>> begin Records shown

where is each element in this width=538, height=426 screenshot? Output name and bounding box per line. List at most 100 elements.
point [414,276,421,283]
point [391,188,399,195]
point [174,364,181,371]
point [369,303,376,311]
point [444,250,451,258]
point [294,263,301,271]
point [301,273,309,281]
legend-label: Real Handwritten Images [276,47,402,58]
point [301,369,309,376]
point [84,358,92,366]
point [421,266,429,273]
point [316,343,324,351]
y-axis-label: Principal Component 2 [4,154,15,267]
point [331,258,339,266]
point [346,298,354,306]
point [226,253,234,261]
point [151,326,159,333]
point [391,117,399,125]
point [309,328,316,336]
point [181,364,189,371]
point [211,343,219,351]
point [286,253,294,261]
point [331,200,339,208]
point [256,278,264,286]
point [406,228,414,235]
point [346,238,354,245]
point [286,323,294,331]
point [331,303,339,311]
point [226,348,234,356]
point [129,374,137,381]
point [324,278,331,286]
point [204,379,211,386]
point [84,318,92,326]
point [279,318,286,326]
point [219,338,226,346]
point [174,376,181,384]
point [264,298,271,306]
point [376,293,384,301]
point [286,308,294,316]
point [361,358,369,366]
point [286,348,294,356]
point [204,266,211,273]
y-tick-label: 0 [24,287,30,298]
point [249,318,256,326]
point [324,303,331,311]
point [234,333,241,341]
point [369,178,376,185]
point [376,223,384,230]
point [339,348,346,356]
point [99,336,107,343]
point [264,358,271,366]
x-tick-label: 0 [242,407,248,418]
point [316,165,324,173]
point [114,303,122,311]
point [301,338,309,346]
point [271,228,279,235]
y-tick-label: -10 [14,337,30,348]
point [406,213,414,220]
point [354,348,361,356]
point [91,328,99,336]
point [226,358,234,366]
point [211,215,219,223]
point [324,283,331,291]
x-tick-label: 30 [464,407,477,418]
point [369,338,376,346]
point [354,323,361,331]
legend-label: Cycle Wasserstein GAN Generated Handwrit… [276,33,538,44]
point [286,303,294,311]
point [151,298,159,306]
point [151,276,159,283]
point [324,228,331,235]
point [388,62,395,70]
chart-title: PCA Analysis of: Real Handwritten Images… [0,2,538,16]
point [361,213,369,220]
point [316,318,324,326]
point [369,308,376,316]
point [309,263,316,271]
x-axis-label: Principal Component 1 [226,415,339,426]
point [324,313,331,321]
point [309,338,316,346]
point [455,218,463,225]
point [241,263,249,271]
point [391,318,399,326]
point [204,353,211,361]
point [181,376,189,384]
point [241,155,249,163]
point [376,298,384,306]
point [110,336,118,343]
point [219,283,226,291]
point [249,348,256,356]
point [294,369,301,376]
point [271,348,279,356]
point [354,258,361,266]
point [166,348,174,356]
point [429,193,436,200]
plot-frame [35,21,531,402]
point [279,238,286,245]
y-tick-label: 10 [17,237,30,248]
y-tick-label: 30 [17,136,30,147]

>> end Records shown
>> begin Records shown

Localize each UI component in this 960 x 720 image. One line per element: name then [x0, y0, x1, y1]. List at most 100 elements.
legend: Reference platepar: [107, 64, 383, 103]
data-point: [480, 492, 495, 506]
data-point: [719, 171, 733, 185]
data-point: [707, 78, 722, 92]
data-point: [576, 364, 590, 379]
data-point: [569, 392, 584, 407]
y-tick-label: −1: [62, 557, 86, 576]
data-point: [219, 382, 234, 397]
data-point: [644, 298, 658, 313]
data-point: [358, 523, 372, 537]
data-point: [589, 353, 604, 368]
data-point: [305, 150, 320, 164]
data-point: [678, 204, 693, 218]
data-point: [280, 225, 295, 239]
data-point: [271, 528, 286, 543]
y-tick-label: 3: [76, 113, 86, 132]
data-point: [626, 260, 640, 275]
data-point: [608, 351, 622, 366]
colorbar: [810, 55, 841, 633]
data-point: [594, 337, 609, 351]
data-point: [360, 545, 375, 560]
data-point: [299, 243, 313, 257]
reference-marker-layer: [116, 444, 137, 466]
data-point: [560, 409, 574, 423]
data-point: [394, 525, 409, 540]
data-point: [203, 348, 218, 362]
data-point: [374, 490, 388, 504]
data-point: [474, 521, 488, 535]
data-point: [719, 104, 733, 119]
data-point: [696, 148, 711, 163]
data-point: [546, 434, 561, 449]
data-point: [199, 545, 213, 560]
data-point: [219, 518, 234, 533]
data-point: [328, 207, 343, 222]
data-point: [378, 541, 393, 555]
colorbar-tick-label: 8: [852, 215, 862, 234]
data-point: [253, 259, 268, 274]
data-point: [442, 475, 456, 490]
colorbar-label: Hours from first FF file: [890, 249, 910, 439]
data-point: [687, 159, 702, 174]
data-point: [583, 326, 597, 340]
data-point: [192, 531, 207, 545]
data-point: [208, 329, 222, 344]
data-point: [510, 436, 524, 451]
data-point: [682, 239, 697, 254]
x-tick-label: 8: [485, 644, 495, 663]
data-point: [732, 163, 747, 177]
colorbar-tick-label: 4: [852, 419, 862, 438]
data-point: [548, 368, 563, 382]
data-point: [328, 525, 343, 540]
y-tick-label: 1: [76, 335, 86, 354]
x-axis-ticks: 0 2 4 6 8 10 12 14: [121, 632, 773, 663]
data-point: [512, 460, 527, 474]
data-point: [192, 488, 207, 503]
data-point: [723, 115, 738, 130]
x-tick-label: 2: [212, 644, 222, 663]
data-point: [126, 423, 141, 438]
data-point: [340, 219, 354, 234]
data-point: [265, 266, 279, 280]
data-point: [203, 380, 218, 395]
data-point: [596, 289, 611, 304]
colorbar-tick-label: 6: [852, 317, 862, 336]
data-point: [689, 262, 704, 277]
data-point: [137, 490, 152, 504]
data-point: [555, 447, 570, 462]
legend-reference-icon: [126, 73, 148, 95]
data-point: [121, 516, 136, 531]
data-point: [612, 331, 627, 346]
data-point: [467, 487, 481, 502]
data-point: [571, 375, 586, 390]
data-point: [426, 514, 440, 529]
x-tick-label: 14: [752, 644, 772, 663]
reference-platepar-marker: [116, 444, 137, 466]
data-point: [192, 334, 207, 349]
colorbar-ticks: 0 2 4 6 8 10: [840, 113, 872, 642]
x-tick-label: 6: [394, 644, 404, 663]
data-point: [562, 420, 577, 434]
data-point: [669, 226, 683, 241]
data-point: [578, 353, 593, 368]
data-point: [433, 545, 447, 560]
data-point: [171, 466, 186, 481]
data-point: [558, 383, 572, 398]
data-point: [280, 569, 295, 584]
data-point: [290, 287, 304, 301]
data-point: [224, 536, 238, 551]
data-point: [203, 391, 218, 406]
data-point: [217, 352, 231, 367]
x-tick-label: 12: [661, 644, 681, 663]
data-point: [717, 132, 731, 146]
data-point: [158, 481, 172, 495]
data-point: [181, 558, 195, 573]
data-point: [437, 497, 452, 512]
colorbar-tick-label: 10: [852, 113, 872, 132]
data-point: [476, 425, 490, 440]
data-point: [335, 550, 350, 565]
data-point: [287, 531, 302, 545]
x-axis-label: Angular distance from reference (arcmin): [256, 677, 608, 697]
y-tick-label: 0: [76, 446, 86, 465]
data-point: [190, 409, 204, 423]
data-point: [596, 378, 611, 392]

>> end Records shown

■ Your goal
Rewrite the stretch from the line containing "where is each" through the line containing "point [309,328,316,336]" with "Principal Component 2" replaced by "Second Principal Component", leaving everything else unchanged.

■ The response
where is each element in this width=538, height=426 screenshot? Output name and bounding box per line. List at most 100 elements.
point [414,276,421,283]
point [391,188,399,195]
point [174,364,181,371]
point [369,303,376,311]
point [444,250,451,258]
point [294,263,301,271]
point [301,273,309,281]
legend-label: Real Handwritten Images [276,47,402,58]
point [301,369,309,376]
point [84,358,92,366]
point [421,266,429,273]
point [316,343,324,351]
y-axis-label: Second Principal Component [4,154,15,267]
point [331,258,339,266]
point [346,298,354,306]
point [226,253,234,261]
point [151,326,159,333]
point [391,117,399,125]
point [309,328,316,336]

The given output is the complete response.